**What is needed:** Pull out every line containing the string "provincia".

---------- Task material ----------

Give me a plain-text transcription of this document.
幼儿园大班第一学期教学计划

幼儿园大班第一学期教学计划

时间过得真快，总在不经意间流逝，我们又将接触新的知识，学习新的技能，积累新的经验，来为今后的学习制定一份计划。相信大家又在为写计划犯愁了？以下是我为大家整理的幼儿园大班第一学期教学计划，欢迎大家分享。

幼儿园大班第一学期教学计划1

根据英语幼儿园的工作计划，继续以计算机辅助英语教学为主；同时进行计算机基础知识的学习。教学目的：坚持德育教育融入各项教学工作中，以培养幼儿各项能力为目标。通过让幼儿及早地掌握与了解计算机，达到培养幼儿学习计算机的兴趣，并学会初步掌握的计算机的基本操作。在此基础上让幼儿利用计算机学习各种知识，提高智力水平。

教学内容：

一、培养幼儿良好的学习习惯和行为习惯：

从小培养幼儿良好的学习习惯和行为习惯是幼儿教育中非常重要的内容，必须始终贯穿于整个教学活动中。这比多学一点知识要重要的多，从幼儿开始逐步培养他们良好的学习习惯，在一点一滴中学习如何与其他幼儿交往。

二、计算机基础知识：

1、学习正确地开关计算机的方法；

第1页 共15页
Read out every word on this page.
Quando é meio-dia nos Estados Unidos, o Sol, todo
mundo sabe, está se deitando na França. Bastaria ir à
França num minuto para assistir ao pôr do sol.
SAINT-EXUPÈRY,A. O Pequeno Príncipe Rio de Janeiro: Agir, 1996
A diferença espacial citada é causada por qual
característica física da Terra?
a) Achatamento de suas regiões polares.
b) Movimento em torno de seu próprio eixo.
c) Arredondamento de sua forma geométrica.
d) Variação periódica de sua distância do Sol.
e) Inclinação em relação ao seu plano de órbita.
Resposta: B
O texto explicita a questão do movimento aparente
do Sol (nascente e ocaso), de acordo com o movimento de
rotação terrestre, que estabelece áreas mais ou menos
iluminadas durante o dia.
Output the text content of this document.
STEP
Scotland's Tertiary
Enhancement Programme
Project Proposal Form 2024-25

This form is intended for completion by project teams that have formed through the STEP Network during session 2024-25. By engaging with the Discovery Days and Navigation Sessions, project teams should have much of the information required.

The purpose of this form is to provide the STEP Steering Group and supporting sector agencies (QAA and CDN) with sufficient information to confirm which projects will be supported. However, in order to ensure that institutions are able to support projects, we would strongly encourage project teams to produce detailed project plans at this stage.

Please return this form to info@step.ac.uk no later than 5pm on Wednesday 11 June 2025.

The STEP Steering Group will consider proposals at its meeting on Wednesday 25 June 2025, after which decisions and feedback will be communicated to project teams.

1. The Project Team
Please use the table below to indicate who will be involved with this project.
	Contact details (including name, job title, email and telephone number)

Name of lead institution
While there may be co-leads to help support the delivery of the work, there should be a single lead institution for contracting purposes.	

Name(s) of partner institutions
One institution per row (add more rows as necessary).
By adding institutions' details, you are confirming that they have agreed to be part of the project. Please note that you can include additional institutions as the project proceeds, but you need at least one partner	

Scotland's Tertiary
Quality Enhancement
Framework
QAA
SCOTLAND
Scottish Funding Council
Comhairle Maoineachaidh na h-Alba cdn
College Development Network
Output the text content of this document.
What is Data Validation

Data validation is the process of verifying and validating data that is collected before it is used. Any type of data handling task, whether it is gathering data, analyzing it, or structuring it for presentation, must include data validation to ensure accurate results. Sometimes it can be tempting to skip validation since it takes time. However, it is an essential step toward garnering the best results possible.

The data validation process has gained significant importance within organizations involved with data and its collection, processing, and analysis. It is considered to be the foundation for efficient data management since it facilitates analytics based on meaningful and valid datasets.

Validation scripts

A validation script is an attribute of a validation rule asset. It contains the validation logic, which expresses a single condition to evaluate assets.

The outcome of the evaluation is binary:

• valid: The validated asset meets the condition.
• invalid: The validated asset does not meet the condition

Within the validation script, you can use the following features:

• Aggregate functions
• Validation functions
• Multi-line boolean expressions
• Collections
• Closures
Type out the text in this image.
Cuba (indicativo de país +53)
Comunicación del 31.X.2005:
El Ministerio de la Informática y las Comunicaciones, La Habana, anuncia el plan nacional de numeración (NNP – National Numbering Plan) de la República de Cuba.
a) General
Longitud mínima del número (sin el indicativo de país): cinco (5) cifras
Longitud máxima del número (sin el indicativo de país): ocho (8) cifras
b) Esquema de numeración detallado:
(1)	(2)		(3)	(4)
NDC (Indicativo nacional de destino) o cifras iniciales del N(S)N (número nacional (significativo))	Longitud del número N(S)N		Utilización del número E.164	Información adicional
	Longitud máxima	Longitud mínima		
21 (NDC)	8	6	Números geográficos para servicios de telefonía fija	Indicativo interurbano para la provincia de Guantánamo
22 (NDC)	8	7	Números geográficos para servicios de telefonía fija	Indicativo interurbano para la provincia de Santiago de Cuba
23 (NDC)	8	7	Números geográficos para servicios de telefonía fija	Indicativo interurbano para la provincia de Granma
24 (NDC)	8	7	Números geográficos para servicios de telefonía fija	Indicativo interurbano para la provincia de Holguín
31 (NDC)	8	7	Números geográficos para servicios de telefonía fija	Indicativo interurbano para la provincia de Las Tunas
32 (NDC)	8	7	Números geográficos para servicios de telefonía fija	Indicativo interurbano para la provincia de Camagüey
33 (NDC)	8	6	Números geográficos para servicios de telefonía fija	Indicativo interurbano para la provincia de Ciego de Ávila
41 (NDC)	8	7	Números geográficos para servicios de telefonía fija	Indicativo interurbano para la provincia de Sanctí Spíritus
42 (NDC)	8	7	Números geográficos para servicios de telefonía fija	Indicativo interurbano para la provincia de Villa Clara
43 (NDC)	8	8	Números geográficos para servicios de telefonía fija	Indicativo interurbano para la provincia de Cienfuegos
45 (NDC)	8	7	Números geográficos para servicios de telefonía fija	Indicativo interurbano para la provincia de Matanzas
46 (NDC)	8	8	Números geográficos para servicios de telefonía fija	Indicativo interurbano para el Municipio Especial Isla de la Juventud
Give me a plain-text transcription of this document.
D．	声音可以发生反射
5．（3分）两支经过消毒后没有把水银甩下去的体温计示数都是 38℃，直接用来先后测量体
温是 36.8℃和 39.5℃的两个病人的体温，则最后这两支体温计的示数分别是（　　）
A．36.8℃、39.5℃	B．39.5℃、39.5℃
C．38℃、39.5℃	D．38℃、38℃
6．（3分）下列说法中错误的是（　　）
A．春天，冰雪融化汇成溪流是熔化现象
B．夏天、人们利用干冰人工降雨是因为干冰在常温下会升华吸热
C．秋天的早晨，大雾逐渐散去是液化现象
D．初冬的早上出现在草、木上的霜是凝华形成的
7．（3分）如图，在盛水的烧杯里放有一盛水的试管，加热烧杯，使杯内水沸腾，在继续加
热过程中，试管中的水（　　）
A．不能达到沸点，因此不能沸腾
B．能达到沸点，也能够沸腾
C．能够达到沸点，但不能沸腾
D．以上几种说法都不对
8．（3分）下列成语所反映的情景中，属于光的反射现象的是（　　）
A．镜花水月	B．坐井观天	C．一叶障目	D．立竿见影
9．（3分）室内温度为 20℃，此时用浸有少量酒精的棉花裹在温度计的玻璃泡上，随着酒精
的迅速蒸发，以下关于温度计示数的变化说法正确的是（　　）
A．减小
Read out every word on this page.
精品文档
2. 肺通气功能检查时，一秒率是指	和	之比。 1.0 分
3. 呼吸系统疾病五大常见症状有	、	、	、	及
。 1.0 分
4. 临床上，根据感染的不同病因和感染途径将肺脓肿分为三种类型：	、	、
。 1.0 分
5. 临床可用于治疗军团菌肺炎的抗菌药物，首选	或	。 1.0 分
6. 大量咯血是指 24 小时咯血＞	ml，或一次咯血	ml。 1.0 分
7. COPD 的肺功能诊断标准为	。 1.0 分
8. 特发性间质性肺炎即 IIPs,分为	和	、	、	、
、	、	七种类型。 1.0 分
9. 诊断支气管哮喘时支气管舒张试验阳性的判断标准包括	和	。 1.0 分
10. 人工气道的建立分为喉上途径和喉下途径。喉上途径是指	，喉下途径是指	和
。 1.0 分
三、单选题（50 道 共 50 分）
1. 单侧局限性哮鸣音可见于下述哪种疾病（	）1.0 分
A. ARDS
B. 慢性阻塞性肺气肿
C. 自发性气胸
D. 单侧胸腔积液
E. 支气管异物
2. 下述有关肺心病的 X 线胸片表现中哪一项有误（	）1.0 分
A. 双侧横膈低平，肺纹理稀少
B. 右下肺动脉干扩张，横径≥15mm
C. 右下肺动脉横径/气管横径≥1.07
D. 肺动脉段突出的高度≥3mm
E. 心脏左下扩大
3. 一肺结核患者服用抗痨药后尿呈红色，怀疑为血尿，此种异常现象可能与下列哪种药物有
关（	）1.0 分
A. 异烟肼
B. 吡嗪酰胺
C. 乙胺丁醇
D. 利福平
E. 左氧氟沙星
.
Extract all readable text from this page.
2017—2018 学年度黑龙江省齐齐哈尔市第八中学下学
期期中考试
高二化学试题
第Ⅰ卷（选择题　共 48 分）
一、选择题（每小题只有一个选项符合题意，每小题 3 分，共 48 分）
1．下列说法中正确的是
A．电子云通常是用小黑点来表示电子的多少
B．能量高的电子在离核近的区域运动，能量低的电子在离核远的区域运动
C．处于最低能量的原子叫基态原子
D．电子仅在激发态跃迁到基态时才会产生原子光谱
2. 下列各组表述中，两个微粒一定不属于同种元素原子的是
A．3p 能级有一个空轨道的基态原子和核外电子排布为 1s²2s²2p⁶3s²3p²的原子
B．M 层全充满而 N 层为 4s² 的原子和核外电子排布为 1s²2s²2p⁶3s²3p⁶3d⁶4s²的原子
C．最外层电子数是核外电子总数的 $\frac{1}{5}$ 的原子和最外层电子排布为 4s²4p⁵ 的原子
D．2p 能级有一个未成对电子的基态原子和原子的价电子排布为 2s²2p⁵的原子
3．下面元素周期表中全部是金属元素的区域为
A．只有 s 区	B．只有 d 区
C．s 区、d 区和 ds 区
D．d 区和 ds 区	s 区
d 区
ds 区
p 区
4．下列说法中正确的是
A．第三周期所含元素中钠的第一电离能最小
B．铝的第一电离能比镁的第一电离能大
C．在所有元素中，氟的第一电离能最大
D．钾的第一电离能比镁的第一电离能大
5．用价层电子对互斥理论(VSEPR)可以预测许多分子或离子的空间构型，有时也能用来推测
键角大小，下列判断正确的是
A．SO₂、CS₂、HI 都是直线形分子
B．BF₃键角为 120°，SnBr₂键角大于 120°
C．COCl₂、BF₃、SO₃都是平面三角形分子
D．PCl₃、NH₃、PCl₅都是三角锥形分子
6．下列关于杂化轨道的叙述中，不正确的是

----------

**Answer for this exercise:**
21 (NDC)	8	6	Números geográficos para servicios de telefonía fija	Indicativo interurbano para la provincia de Guantánamo
22 (NDC)	8	7	Números geográficos para servicios de telefonía fija	Indicativo interurbano para la provincia de Santiago de Cuba
23 (NDC)	8	7	Números geográficos para servicios de telefonía fija	Indicativo interurbano para la provincia de Granma
24 (NDC)	8	7	Números geográficos para servicios de telefonía fija	Indicativo interurbano para la provincia de Holguín
31 (NDC)	8	7	Números geográficos para servicios de telefonía fija	Indicativo interurbano para la provincia de Las Tunas
32 (NDC)	8	7	Números geográficos para servicios de telefonía fija	Indicativo interurbano para la provincia de Camagüey
33 (NDC)	8	6	Números geográficos para servicios de telefonía fija	Indicativo interurbano para la provincia de Ciego de Ávila
41 (NDC)	8	7	Números geográficos para servicios de telefonía fija	Indicativo interurbano para la provincia de Sanctí Spíritus
42 (NDC)	8	7	Números geográficos para servicios de telefonía fija	Indicativo interurbano para la provincia de Villa Clara
43 (NDC)	8	8	Números geográficos para servicios de telefonía fija	Indicativo interurbano para la provincia de Cienfuegos
45 (NDC)	8	7	Números geográficos para servicios de telefonía fija	Indicativo interurbano para la provincia de Matanzas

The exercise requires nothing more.